- Stated problem -
Only the lines from the one containing "Read all visible content and emit it as JSON." to the end of the entries should be written out, each exactly as it stands, both ends included.

- Input data -
▽

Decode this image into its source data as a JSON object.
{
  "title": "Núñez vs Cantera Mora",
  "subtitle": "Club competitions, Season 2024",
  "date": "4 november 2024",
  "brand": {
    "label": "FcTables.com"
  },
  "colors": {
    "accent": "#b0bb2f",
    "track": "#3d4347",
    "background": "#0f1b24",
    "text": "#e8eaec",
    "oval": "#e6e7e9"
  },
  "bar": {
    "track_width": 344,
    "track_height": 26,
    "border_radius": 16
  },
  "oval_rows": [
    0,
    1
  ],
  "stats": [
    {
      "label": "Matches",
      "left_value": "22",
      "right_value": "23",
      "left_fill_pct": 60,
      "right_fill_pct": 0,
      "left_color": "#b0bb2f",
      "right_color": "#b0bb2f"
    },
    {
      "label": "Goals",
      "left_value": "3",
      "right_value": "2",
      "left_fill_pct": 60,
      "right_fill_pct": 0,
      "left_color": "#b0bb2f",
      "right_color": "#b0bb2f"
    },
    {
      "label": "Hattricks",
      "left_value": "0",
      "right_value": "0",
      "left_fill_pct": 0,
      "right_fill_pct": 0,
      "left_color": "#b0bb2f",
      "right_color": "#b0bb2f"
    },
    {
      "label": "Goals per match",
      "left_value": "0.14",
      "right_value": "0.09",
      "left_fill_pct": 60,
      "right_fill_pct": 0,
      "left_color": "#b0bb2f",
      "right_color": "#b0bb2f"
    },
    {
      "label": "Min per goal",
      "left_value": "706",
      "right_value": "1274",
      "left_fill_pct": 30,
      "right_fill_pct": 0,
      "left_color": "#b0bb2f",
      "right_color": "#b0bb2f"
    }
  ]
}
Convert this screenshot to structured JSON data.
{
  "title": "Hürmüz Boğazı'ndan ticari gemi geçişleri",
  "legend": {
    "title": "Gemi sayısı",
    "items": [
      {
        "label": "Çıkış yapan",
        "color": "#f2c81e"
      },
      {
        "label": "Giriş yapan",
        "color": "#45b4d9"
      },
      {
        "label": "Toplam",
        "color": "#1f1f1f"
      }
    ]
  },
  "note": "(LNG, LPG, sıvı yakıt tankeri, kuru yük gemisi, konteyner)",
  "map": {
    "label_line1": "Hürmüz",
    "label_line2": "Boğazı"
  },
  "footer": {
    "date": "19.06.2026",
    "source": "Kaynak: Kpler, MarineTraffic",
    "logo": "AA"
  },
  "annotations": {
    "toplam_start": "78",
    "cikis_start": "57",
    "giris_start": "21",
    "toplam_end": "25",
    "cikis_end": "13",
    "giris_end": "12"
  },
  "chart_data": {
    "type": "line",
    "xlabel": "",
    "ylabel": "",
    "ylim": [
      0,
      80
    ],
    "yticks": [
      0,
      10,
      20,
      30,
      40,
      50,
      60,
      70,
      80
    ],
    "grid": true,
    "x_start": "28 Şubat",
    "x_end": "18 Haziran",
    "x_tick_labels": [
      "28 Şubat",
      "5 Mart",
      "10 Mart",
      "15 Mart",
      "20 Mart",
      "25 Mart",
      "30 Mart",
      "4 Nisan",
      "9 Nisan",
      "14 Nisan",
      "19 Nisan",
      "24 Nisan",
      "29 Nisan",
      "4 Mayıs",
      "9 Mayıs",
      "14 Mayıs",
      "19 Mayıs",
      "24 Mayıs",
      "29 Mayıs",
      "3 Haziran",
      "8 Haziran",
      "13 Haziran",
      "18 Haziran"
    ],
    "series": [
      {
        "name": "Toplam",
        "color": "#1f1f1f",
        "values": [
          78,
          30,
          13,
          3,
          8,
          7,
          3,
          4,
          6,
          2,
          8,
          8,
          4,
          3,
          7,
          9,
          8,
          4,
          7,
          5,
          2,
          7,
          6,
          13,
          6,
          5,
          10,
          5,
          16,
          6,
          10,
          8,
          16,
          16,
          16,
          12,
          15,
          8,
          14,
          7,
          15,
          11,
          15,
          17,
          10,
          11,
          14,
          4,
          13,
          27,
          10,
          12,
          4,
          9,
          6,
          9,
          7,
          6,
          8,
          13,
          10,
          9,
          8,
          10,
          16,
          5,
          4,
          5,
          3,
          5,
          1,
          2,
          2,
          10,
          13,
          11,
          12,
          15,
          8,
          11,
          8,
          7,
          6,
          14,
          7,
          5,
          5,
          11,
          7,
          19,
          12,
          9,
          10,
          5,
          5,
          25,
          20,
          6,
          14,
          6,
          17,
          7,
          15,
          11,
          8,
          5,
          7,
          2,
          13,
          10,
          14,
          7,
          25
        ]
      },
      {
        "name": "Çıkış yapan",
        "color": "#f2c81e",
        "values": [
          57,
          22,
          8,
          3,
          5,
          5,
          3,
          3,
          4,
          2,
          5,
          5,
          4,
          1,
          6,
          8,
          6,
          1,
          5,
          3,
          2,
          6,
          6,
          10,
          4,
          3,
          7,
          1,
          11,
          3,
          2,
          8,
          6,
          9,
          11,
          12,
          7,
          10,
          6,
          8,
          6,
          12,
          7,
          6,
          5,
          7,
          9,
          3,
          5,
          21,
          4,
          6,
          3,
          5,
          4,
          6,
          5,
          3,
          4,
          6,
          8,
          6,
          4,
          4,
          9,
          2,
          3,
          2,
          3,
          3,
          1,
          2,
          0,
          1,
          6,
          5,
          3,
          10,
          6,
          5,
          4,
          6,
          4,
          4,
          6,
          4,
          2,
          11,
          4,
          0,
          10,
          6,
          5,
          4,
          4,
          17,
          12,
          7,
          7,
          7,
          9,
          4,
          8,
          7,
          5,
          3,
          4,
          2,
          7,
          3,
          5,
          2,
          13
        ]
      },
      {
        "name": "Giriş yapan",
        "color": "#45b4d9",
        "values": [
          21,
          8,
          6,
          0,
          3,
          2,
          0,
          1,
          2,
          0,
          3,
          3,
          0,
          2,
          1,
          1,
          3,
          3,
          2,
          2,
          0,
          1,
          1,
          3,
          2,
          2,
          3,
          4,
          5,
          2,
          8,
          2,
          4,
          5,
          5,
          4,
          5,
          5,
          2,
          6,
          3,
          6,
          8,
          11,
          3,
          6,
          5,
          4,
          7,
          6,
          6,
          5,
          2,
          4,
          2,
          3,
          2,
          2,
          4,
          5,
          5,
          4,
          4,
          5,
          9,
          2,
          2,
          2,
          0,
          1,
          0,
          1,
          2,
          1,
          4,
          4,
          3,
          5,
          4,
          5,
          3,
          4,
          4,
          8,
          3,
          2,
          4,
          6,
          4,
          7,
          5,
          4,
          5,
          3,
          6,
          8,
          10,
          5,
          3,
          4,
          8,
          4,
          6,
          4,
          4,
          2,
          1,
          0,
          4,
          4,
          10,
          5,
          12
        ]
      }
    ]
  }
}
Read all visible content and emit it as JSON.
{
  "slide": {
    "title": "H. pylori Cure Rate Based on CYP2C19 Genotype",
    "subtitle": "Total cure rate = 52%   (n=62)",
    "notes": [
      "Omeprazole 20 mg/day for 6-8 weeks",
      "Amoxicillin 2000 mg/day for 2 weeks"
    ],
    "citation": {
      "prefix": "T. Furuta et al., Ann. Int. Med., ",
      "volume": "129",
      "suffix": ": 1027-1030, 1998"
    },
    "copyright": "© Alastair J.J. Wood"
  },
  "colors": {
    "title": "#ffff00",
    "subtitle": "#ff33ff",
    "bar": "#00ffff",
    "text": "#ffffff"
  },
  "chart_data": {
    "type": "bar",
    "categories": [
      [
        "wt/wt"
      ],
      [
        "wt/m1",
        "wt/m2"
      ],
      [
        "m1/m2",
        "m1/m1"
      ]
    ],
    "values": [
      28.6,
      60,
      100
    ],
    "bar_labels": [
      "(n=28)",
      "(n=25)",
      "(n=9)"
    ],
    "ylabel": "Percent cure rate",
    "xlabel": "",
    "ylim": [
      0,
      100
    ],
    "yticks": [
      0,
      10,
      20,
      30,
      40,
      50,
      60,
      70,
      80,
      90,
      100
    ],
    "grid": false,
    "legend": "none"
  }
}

△

- Response to the exercise -
Read all visible content and emit it as JSON.
{
  "slide": {
    "title": "H. pylori Cure Rate Based on CYP2C19 Genotype",
    "subtitle": "Total cure rate = 52%   (n=62)",
    "notes": [
      "Omeprazole 20 mg/day for 6-8 weeks",
      "Amoxicillin 2000 mg/day for 2 weeks"
    ],
    "citation": {
      "prefix": "T. Furuta et al., Ann. Int. Med., ",
      "volume": "129",
      "suffix": ": 1027-1030, 1998"
    },
    "copyright": "© Alastair J.J. Wood"
  },
  "colors": {
    "title": "#ffff00",
    "subtitle": "#ff33ff",
    "bar": "#00ffff",
    "text": "#ffffff"
  },
  "chart_data": {
    "type": "bar",
    "categories": [
      [
        "wt/wt"
      ],
      [
        "wt/m1",
        "wt/m2"
      ],
      [
        "m1/m2",
        "m1/m1"
      ]
    ],
    "values": [
      28.6,
      60,
      100
    ],
    "bar_labels": [
      "(n=28)",
      "(n=25)",
      "(n=9)"
    ],
    "ylabel": "Percent cure rate",
    "xlabel": "",
    "ylim": [
      0,
      100
    ],
    "yticks": [
      0,
      10,
      20,
      30,
      40,
      50,
      60,
      70,
      80,
      90,
      100
    ],
    "grid": false,
    "legend": "none"
  }
}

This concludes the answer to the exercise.